_Work instructions_
Look through the listing and locate every line containing the word "associé"; copy those lines.

>> start The records

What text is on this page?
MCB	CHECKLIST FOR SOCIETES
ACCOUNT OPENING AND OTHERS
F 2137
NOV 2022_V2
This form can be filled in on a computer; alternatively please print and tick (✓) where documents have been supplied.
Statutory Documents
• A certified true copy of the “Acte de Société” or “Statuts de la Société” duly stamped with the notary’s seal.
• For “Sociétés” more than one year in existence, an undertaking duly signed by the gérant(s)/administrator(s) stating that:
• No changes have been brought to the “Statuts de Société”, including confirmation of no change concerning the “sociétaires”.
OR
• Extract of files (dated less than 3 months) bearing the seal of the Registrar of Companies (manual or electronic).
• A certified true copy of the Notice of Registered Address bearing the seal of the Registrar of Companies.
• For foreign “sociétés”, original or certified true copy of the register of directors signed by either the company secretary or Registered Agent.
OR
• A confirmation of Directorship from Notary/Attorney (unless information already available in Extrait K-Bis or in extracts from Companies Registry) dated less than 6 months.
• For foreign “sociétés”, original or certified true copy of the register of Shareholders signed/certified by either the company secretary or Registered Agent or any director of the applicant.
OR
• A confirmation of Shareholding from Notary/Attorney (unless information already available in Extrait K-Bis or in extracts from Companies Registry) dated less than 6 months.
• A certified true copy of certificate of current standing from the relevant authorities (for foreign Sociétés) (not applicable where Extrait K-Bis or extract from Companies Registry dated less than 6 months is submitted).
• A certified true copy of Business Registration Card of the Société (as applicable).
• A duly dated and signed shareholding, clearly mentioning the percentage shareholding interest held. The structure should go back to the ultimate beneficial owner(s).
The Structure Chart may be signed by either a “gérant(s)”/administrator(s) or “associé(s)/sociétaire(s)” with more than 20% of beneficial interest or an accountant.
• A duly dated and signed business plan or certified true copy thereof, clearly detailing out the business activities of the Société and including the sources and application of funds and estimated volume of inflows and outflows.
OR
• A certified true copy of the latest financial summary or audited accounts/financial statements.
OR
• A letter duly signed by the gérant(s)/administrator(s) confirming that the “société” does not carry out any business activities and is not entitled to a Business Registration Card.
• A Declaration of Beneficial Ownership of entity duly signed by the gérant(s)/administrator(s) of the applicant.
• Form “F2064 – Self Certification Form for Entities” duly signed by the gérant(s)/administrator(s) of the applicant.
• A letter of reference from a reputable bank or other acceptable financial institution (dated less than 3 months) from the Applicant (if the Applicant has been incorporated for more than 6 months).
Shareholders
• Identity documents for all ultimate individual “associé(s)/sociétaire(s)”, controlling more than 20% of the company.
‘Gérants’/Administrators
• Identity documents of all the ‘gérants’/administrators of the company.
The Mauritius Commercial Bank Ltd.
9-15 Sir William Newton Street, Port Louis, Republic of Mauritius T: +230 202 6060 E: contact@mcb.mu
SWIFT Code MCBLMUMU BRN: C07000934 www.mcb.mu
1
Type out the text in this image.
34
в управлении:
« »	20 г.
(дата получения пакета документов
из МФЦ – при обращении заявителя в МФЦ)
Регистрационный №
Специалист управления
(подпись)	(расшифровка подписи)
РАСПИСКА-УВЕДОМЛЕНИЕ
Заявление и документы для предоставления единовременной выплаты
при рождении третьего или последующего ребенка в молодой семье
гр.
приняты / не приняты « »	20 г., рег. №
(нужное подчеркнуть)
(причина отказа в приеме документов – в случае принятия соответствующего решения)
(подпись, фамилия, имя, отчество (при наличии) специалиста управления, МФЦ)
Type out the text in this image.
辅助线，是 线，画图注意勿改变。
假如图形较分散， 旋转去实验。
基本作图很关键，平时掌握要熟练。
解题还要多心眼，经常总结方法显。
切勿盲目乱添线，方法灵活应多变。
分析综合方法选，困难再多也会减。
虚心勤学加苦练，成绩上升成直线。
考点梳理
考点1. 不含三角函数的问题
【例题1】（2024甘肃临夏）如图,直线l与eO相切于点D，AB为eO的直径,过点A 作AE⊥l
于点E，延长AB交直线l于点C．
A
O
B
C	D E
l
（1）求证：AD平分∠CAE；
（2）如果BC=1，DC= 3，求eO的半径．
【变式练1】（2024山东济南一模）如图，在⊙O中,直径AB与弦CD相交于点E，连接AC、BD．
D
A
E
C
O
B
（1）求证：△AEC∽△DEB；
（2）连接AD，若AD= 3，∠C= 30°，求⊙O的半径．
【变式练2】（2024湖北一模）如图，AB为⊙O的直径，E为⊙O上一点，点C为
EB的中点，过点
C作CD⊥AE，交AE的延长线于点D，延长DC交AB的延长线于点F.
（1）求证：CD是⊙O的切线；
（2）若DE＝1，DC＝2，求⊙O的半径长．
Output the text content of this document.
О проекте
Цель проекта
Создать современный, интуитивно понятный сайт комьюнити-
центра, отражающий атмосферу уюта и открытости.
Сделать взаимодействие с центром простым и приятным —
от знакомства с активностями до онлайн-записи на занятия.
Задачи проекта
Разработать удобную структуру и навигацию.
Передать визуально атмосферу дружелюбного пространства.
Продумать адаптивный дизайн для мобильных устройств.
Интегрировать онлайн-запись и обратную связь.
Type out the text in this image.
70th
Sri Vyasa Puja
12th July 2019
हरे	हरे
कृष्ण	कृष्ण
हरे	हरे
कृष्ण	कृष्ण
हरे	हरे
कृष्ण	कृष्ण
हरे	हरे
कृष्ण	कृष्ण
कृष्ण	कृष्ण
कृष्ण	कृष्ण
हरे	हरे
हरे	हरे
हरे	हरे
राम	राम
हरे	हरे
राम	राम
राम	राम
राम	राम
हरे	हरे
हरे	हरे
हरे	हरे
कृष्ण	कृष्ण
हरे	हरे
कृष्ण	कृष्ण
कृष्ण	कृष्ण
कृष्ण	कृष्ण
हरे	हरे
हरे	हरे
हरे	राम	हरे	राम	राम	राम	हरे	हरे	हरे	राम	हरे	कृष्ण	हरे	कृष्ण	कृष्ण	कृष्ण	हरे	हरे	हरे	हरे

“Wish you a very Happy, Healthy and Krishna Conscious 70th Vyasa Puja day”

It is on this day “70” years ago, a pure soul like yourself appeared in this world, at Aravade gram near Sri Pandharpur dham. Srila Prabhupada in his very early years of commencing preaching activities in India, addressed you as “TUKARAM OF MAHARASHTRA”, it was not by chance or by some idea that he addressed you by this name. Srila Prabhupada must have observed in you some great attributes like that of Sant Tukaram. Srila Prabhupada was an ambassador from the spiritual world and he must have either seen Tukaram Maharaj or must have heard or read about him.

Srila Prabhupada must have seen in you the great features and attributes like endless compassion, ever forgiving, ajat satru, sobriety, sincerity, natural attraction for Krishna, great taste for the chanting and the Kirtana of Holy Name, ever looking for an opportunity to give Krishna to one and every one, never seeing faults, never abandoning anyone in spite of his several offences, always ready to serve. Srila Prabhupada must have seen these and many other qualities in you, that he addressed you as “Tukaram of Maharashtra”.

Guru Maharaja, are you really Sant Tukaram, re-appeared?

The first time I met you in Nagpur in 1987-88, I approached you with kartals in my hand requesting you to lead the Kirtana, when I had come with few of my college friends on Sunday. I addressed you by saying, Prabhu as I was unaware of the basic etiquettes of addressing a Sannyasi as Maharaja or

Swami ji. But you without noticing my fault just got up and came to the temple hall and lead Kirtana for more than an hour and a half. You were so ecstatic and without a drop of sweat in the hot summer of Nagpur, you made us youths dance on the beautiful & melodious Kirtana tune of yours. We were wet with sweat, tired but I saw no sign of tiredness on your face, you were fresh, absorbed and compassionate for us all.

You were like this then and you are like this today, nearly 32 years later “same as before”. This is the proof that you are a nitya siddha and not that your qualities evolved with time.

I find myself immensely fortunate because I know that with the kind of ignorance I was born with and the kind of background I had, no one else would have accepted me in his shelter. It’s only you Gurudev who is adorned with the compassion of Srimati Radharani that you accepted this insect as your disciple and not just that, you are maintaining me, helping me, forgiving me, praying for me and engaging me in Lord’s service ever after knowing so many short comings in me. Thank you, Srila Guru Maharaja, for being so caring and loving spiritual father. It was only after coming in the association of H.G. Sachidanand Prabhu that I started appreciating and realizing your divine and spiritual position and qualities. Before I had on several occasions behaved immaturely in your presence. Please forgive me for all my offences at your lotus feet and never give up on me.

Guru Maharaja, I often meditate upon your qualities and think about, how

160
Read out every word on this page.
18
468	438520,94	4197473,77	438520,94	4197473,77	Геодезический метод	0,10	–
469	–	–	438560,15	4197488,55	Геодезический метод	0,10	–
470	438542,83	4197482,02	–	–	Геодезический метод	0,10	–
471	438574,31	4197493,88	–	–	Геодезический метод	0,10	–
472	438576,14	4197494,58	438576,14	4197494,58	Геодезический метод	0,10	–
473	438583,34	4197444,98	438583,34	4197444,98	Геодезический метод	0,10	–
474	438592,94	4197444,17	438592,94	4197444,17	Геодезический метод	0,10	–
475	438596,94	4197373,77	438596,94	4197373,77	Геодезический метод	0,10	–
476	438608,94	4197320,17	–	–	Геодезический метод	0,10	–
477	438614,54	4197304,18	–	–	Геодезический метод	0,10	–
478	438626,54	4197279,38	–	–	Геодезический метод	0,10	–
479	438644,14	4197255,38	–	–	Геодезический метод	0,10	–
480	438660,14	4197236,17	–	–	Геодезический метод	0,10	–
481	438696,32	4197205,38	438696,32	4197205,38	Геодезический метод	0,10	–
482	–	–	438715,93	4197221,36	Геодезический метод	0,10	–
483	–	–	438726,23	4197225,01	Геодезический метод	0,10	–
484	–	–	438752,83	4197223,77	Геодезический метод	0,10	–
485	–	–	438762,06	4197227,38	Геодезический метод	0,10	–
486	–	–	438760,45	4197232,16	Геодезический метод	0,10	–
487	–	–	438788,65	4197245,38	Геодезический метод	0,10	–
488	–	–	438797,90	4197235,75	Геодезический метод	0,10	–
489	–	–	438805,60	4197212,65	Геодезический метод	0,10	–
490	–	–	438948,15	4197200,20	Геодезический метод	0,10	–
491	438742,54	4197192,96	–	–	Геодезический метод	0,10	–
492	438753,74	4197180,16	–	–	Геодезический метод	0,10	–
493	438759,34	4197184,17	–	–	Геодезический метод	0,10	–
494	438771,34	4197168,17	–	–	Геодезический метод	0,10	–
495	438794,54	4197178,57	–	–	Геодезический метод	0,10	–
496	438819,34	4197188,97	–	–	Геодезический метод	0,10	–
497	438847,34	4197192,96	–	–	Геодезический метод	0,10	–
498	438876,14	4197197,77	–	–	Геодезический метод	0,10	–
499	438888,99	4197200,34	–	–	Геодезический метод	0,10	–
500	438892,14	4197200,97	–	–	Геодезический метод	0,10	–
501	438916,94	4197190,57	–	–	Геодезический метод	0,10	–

>> end The records

_Expected output_
The Structure Chart may be signed by either a “gérant(s)”/administrator(s) or “associé(s)/sociétaire(s)” with more than 20% of beneficial interest or an accountant.
• Identity documents for all ultimate individual “associé(s)/sociétaire(s)”, controlling more than 20% of the company.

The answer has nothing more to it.